Dès qu'une blessure arrive, tu es obligé de te poser les bonnes questions : pourquoi c'est arrivé, et comment éviter que ça se reproduise. C'est ce basculement forcé qui, au final, te fait progresser — pas la blessure elle-même.

  • Tu mets ton ego de côté.Repartir de zéro sur un mouvement, accepter de lever moins lourd le temps de reconstruire proprement : c'est souvent la première chose qu'une blessure impose.
  • Tu revois ta technique.L'accent se déplace naturellement vers l'exécution plutôt que vers la charge — et c'est souvent ce qui manquait avant la blessure.
  • Tu ajustes ton volume.Ce que ton corps encaissait à 20 ans ne passe plus forcément de la même façon après 30 ou 40 ans. Plus le temps passe, moins il y a de place pour l'approximation : tout doit être calibré.
  • Tu structures ton sommeil.Se coucher et se réveiller à des horaires réguliers devient un vrai pilier de la récupération, pas un détail.
  • Tu structures ton alimentation.Manger sainement et en quantité adaptée, avec des écarts plus mesurés qu'avant — la régularité prime sur la perfection.

C'est exactement ce que je constate sur le terrain, et ce que je prône aujourd'hui dans mes coachings : s'entraîner avec la tête, pas seulement en pensant aux muscles. Une blessure bien gérée t'oblige à remanier l'ensemble de ton entraînement — et c'est justement ce qui te fait revenir plus fort, avec des séances beaucoup plus intelligentes.
—————
Objectif de l'exercice. D'après le texte source, qu'est-ce qui fait progresser après une blessure ?
—————
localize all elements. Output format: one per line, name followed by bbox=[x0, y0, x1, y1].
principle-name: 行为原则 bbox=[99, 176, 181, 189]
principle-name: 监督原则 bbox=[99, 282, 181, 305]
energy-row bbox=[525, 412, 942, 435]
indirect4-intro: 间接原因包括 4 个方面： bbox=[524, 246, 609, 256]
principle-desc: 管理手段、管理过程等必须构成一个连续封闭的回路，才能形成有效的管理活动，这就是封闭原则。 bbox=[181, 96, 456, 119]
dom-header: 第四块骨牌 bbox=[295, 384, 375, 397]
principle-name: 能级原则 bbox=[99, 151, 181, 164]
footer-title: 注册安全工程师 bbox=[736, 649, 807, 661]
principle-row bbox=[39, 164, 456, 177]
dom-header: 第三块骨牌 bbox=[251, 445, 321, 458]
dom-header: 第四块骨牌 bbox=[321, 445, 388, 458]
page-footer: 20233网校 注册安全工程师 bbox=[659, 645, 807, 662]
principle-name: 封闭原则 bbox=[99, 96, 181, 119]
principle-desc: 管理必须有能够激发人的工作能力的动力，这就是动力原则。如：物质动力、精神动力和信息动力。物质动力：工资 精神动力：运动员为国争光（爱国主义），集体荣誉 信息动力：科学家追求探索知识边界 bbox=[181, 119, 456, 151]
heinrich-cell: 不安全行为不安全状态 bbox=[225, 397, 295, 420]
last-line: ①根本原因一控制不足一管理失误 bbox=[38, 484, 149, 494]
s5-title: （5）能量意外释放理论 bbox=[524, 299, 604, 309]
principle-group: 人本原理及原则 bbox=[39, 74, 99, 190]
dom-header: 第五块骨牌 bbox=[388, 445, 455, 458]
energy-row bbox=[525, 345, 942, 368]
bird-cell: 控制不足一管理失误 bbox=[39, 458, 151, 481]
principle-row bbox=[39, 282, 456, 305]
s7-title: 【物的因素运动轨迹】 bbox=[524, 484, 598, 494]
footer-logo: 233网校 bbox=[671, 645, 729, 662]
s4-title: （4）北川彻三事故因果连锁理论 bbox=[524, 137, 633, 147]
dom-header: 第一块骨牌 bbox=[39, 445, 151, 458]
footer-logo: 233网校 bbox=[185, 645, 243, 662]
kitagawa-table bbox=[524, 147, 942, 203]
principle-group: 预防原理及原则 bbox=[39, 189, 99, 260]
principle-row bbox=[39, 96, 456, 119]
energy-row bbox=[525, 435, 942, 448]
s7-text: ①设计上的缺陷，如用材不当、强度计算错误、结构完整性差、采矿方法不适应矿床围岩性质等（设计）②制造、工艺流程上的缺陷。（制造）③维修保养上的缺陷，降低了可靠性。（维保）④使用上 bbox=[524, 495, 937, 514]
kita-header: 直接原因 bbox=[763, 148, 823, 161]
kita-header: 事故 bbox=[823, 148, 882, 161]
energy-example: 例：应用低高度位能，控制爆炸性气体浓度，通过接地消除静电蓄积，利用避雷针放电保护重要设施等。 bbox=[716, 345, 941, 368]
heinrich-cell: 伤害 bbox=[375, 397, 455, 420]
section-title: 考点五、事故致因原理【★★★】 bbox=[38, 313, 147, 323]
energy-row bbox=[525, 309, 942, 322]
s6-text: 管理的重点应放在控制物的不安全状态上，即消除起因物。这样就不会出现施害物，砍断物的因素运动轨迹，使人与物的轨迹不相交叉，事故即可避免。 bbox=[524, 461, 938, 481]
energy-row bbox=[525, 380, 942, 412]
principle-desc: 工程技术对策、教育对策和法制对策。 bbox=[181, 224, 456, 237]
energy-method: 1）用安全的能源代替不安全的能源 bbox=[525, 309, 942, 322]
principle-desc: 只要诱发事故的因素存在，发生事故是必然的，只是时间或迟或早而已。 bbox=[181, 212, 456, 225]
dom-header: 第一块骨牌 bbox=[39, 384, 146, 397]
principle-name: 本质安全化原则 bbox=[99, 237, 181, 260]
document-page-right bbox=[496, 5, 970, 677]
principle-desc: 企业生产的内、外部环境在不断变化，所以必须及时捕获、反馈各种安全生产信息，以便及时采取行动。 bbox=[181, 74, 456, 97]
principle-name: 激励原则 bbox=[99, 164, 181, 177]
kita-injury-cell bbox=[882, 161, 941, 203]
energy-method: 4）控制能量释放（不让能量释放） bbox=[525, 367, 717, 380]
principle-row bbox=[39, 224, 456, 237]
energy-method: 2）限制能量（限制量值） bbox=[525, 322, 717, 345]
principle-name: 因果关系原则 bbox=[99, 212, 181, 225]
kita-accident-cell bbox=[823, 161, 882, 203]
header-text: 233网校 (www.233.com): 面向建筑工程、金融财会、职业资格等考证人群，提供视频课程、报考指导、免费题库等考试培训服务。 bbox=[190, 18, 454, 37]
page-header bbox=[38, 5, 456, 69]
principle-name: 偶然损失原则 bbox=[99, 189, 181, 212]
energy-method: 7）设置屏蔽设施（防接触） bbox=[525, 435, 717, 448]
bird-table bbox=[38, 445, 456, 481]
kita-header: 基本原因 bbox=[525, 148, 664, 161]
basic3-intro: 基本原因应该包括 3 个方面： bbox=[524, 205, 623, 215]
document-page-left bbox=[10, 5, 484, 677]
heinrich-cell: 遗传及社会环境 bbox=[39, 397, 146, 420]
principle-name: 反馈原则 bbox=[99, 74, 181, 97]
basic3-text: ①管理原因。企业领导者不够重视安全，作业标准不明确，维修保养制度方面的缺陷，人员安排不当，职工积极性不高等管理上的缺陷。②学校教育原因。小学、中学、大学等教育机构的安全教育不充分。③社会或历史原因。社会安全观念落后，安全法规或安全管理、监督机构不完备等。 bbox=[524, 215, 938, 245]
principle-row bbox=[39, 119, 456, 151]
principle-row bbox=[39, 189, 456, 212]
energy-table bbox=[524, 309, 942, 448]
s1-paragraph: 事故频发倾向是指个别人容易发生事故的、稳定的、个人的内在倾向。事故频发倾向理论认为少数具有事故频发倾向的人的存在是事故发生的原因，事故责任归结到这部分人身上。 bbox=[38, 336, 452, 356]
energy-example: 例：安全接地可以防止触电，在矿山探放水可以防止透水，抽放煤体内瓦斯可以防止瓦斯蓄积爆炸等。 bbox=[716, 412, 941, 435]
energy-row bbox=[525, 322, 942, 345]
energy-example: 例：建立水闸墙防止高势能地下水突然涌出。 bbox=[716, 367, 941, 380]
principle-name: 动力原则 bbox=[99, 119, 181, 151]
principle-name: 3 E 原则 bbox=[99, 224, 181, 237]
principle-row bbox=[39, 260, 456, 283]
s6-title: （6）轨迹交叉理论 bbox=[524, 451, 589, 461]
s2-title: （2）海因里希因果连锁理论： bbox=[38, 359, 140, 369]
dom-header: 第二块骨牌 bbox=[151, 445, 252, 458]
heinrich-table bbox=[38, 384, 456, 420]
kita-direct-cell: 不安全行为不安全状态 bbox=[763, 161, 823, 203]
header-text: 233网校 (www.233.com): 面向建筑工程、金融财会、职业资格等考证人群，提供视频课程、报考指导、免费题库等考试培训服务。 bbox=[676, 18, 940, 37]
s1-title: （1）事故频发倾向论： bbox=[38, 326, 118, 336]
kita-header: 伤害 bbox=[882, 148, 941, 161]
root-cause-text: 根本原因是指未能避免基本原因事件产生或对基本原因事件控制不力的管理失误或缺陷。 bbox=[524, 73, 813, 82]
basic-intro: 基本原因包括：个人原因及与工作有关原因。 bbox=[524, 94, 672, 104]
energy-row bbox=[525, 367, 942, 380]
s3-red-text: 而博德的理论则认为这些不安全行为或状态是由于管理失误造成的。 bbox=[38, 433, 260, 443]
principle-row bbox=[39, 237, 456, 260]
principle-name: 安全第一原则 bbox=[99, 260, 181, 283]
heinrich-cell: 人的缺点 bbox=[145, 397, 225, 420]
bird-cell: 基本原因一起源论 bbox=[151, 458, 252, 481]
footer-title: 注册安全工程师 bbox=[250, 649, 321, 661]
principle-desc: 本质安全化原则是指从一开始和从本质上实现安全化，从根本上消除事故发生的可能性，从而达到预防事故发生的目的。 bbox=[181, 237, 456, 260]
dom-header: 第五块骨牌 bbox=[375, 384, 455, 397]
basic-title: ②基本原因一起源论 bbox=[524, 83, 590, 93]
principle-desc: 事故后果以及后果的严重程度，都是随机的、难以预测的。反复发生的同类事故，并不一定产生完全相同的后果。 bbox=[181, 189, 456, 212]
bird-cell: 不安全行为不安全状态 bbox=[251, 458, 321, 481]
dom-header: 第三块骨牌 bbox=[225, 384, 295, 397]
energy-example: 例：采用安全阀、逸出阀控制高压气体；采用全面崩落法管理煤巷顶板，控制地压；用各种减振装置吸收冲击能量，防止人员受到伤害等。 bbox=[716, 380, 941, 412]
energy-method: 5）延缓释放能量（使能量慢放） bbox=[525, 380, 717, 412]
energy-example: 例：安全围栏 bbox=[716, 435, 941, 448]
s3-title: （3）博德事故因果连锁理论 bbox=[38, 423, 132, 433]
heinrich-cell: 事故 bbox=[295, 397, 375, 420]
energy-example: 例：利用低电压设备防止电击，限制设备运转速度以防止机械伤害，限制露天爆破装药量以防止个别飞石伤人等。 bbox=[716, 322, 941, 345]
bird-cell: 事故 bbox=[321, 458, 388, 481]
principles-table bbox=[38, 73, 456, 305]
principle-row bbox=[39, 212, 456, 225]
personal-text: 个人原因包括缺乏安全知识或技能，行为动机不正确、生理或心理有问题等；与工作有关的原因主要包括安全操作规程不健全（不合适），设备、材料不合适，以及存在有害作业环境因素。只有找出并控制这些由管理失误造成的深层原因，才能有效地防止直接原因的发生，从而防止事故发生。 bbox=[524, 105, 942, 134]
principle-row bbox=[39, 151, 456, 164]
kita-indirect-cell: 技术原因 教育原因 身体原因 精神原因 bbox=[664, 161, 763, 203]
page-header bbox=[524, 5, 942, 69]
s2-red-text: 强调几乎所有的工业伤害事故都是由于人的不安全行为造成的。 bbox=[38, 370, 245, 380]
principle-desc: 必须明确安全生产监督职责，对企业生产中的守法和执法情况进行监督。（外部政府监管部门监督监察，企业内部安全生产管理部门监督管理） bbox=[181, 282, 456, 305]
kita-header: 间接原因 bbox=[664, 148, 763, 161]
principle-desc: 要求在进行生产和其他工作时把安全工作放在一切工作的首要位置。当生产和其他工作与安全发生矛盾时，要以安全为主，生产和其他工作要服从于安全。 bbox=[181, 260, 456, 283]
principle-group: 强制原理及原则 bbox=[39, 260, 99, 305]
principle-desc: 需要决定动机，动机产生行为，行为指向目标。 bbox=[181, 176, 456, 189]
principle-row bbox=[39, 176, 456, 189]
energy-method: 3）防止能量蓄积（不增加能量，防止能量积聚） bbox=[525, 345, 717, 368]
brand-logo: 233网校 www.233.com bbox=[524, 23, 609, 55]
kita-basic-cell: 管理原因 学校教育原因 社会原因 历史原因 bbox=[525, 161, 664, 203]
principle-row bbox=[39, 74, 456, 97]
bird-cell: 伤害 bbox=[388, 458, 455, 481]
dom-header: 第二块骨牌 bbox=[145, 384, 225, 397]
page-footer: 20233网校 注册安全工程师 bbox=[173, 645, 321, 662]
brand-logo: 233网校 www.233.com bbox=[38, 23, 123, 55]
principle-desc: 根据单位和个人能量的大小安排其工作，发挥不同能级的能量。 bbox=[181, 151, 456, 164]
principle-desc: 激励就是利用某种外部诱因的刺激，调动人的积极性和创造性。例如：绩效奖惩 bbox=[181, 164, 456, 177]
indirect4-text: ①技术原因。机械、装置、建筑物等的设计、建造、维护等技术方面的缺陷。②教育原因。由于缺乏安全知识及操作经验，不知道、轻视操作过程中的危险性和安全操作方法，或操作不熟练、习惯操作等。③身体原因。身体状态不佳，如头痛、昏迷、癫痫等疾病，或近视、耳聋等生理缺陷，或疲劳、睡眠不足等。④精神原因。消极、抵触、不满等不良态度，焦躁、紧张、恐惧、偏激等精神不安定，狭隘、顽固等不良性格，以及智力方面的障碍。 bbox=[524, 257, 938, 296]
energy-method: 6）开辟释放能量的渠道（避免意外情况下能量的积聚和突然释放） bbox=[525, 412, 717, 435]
—————
Réponse à l'exercice. C'est le basculement forcé qui oblige à se demander pourquoi la blessure est arrivée et comment éviter qu'elle se reproduise, et non la blessure elle-même.